Go through the data below and gather each line containing "当水流速度增大时".

--- Start Provided data ---

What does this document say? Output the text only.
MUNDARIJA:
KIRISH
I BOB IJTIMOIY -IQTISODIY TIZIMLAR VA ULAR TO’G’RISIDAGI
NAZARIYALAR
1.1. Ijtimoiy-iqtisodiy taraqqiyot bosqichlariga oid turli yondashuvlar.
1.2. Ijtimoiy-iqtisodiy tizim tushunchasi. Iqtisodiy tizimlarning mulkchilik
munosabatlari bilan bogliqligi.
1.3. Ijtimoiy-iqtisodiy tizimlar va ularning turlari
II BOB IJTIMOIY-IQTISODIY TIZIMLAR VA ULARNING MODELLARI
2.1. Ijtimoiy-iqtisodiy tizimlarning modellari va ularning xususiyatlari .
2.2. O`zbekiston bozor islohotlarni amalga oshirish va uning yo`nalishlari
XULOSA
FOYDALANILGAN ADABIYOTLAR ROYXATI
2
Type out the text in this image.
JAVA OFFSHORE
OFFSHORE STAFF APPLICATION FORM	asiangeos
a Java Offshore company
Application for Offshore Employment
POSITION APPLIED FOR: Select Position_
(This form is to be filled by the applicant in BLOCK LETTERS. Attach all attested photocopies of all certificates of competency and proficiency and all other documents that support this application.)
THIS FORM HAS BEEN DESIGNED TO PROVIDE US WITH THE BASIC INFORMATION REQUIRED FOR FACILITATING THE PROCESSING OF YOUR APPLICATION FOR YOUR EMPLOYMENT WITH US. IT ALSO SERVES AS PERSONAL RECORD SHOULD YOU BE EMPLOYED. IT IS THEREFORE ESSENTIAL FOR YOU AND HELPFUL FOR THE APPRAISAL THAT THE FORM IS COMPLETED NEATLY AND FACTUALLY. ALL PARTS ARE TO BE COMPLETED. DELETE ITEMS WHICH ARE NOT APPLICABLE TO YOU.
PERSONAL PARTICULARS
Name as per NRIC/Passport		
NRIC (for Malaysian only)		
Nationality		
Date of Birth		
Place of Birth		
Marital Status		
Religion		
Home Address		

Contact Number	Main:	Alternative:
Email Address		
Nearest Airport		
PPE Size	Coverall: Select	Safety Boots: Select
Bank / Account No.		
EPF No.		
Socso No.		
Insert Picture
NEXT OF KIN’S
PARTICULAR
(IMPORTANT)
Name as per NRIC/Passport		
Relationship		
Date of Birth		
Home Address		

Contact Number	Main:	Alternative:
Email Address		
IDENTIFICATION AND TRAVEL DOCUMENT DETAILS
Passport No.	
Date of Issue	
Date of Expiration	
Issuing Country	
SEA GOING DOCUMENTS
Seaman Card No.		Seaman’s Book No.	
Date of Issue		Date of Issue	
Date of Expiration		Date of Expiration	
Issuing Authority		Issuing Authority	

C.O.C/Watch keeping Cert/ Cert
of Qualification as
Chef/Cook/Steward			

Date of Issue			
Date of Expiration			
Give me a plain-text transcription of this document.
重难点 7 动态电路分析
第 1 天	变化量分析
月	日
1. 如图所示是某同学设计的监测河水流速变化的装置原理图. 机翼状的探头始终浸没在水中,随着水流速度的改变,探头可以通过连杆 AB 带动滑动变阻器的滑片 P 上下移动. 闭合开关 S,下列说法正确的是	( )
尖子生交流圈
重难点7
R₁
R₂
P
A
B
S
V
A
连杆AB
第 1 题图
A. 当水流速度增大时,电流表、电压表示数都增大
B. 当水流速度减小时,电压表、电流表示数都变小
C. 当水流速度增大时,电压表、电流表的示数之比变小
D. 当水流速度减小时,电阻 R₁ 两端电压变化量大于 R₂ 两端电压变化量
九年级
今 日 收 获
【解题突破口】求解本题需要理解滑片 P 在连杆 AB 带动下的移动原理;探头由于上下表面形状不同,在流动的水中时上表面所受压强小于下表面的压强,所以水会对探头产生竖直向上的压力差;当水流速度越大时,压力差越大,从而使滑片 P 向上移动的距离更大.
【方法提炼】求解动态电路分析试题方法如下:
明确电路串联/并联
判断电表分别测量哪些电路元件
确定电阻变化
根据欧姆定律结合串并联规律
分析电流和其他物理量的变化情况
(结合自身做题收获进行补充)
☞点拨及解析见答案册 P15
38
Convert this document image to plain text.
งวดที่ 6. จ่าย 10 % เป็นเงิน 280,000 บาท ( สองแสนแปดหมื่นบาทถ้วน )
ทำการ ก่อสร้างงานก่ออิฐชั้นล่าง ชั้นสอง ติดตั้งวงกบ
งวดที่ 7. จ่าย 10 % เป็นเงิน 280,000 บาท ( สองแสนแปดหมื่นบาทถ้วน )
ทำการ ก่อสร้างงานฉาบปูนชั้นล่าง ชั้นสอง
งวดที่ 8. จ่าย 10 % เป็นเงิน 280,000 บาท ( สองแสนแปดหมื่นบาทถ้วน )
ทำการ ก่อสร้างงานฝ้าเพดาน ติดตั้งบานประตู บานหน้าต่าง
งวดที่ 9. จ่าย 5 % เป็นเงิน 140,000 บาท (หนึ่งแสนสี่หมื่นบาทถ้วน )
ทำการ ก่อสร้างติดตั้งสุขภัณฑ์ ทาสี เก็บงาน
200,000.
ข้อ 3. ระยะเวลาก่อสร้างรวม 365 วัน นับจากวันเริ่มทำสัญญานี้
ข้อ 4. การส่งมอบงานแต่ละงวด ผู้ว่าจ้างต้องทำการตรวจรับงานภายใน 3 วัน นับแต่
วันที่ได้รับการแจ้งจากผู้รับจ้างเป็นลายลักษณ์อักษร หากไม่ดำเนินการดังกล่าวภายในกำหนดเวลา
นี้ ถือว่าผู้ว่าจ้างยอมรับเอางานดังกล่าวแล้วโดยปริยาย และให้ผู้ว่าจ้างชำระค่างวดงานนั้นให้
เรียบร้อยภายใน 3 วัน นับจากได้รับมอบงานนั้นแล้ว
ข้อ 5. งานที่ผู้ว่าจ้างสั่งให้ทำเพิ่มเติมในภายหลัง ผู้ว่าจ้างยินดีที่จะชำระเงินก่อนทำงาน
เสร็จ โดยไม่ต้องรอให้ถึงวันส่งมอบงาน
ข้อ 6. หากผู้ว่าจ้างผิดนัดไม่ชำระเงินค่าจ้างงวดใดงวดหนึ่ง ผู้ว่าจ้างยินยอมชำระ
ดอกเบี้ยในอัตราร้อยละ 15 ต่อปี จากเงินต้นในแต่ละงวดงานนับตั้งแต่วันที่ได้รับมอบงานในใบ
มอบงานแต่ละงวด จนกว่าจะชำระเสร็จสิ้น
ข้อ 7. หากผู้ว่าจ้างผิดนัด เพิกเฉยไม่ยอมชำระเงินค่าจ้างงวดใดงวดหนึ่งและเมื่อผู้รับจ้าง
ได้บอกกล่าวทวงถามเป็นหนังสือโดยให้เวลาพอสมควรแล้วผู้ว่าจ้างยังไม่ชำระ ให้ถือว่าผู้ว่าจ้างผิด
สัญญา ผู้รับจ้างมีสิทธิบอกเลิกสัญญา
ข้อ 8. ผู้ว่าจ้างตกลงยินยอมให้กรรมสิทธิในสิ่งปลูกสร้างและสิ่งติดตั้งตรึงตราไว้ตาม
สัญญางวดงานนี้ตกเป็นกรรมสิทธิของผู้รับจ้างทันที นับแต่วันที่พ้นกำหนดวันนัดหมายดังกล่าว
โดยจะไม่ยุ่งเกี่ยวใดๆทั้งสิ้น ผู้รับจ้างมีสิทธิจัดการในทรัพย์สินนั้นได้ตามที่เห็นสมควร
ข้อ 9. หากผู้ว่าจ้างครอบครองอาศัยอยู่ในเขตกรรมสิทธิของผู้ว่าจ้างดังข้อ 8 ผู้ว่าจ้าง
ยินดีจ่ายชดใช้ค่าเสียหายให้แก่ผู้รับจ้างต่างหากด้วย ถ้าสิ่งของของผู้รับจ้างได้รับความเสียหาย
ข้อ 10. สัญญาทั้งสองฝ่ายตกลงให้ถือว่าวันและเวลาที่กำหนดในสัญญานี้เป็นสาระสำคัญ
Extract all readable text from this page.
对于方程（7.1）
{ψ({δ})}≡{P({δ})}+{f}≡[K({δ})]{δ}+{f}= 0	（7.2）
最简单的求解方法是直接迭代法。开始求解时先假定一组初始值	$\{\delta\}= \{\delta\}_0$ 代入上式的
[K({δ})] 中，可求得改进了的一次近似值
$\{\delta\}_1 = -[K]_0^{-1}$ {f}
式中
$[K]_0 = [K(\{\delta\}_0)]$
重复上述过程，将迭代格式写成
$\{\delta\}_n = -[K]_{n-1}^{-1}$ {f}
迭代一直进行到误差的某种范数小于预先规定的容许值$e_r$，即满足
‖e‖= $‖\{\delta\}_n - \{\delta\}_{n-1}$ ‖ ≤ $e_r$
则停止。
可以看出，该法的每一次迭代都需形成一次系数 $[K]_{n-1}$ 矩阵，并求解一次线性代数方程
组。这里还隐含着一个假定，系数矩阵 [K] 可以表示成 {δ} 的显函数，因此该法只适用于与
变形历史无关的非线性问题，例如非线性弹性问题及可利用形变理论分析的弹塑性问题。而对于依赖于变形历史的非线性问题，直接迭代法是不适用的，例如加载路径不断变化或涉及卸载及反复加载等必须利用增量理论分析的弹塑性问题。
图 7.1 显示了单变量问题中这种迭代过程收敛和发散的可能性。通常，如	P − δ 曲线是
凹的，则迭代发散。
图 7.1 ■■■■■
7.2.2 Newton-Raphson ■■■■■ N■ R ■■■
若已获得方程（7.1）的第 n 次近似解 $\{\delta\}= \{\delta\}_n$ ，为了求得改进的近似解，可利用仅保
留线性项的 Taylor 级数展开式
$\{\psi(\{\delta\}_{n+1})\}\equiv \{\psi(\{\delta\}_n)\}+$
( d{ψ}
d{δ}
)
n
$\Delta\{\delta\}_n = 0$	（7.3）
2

--- End Provided data ---

◆ The result:
A. 当水流速度增大时,电流表、电压表示数都增大
C. 当水流速度增大时,电压表、电流表的示数之比变小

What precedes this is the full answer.